Extract the entries in their exact form.

*MATERIAL*:
-----

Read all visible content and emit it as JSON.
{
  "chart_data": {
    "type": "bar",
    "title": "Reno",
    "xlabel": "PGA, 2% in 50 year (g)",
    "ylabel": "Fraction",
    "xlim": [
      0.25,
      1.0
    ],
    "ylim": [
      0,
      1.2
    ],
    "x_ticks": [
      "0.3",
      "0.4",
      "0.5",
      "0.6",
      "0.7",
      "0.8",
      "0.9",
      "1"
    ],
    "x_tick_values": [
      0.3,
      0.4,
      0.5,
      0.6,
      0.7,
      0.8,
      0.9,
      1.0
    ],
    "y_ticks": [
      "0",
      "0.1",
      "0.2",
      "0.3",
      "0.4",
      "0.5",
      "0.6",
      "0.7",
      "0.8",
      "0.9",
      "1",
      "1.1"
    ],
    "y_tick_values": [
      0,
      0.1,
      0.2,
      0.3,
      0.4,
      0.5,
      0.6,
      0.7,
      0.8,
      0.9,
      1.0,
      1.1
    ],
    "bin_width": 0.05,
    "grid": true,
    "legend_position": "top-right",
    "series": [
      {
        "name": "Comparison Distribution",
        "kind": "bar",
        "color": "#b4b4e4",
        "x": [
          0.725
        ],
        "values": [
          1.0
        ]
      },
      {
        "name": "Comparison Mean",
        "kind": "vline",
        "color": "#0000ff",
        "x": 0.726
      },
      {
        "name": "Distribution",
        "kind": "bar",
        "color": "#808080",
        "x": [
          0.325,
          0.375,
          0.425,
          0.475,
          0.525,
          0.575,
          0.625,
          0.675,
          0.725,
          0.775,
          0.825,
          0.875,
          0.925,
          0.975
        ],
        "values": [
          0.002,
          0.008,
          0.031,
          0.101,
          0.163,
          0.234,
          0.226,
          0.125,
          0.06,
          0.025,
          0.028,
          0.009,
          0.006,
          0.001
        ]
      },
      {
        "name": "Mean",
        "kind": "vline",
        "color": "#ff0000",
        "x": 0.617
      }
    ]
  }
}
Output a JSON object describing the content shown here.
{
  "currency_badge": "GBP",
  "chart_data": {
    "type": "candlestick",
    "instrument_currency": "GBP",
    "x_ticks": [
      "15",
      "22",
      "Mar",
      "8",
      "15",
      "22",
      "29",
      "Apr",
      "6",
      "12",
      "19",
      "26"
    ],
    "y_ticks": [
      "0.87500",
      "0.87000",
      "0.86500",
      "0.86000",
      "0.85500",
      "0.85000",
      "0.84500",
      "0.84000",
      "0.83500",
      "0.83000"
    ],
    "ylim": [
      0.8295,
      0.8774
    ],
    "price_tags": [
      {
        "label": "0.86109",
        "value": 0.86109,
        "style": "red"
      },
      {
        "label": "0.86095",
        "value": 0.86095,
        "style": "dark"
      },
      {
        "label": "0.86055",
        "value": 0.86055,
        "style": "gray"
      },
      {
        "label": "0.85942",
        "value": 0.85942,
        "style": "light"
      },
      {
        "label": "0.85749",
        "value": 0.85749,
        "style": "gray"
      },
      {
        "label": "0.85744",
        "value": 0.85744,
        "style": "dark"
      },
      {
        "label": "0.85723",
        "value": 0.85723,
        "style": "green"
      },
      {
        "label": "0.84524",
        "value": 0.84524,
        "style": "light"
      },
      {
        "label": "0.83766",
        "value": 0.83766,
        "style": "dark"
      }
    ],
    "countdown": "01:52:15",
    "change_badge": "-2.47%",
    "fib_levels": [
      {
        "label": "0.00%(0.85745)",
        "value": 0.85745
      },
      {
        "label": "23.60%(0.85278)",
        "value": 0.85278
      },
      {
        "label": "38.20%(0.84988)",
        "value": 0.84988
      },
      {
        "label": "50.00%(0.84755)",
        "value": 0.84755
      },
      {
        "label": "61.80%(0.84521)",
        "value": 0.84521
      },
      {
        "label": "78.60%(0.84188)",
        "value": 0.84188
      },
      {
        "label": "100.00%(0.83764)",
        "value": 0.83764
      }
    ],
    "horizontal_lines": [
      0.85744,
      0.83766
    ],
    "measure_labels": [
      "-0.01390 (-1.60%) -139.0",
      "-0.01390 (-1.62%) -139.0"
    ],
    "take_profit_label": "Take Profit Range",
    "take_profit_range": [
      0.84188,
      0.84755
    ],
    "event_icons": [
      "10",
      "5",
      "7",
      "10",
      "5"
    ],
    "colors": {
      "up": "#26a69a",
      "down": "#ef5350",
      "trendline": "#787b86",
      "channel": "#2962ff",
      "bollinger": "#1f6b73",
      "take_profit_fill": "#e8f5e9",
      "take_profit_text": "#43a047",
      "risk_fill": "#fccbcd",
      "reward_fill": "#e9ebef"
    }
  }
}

-----

*ANSWER FOR THE TASK*:
Read all visible content and emit it as JSON.
{
  "chart_data": {
    "type": "bar",
    "title": "Reno",
    "xlabel": "PGA, 2% in 50 year (g)",
    "ylabel": "Fraction",
    "xlim": [
      0.25,
      1.0
    ],
    "ylim": [
      0,
      1.2
    ],
    "x_ticks": [
      "0.3",
      "0.4",
      "0.5",
      "0.6",
      "0.7",
      "0.8",
      "0.9",
      "1"
    ],
    "x_tick_values": [
      0.3,
      0.4,
      0.5,
      0.6,
      0.7,
      0.8,
      0.9,
      1.0
    ],
    "y_ticks": [
      "0",
      "0.1",
      "0.2",
      "0.3",
      "0.4",
      "0.5",
      "0.6",
      "0.7",
      "0.8",
      "0.9",
      "1",
      "1.1"
    ],
    "y_tick_values": [
      0,
      0.1,
      0.2,
      0.3,
      0.4,
      0.5,
      0.6,
      0.7,
      0.8,
      0.9,
      1.0,
      1.1
    ],
    "bin_width": 0.05,
    "grid": true,
    "legend_position": "top-right",
    "series": [
      {
        "name": "Comparison Distribution",
        "kind": "bar",
        "color": "#b4b4e4",
        "x": [
          0.725
        ],
        "values": [
          1.0
        ]
      },
      {
        "name": "Comparison Mean",
        "kind": "vline",
        "color": "#0000ff",
        "x": 0.726
      },
      {
        "name": "Distribution",
        "kind": "bar",
        "color": "#808080",
        "x": [
          0.325,
          0.375,
          0.425,
          0.475,
          0.525,
          0.575,
          0.625,
          0.675,
          0.725,
          0.775,
          0.825,
          0.875,
          0.925,
          0.975
        ],
        "values": [
          0.002,
          0.008,
          0.031,
          0.101,
          0.163,
          0.234,
          0.226,
          0.125,
          0.06,
          0.025,
          0.028,
          0.009,
          0.006,
          0.001
        ]
      },
      {
        "name": "Mean",
        "kind": "vline",
        "color": "#ff0000",
        "x": 0.617
      }
    ]
  }
}
Output a JSON object describing the content shown here.
{
  "currency_badge": "GBP",
  "chart_data": {
    "type": "candlestick",
    "instrument_currency": "GBP",
    "x_ticks": [
      "15",
      "22",
      "Mar",
      "8",
      "15",
      "22",
      "29",
      "Apr",
      "6",
      "12",
      "19",
      "26"
    ],
    "y_ticks": [
      "0.87500",
      "0.87000",
      "0.86500",
      "0.86000",
      "0.85500",
      "0.85000",
      "0.84500",
      "0.84000",
      "0.83500",
      "0.83000"
    ],
    "ylim": [
      0.8295,
      0.8774
    ],
    "price_tags": [
      {
        "label": "0.86109",
        "value": 0.86109,
        "style": "red"
      },
      {
        "label": "0.86095",
        "value": 0.86095,
        "style": "dark"
      },
      {
        "label": "0.86055",
        "value": 0.86055,
        "style": "gray"
      },
      {
        "label": "0.85942",
        "value": 0.85942,
        "style": "light"
      },
      {
        "label": "0.85749",
        "value": 0.85749,
        "style": "gray"
      },
      {
        "label": "0.85744",
        "value": 0.85744,
        "style": "dark"
      },
      {
        "label": "0.85723",
        "value": 0.85723,
        "style": "green"
      },
      {
        "label": "0.84524",
        "value": 0.84524,
        "style": "light"
      },
      {
        "label": "0.83766",
        "value": 0.83766,
        "style": "dark"
      }
    ],
    "countdown": "01:52:15",
    "change_badge": "-2.47%",
    "fib_levels": [
      {
        "label": "0.00%(0.85745)",
        "value": 0.85745
      },
      {
        "label": "23.60%(0.85278)",
        "value": 0.85278
      },
      {
        "label": "38.20%(0.84988)",
        "value": 0.84988
      },
      {
        "label": "50.00%(0.84755)",
        "value": 0.84755
      },
      {
        "label": "61.80%(0.84521)",
        "value": 0.84521
      },
      {
        "label": "78.60%(0.84188)",
        "value": 0.84188
      },
      {
        "label": "100.00%(0.83764)",
        "value": 0.83764
      }
    ],
    "horizontal_lines": [
      0.85744,
      0.83766
    ],
    "measure_labels": [
      "-0.01390 (-1.60%) -139.0",
      "-0.01390 (-1.62%) -139.0"
    ],
    "take_profit_label": "Take Profit Range",
    "take_profit_range": [
      0.84188,
      0.84755
    ],
    "event_icons": [
      "10",
      "5",
      "7",
      "10",
      "5"
    ],
    "colors": {
      "up": "#26a69a",
      "down": "#ef5350",
      "trendline": "#787b86",
      "channel": "#2962ff",
      "bollinger": "#1f6b73",
      "take_profit_fill": "#e8f5e9",
      "take_profit_text": "#43a047",
      "risk_fill": "#fccbcd",
      "reward_fill": "#e9ebef"
    }
  }
}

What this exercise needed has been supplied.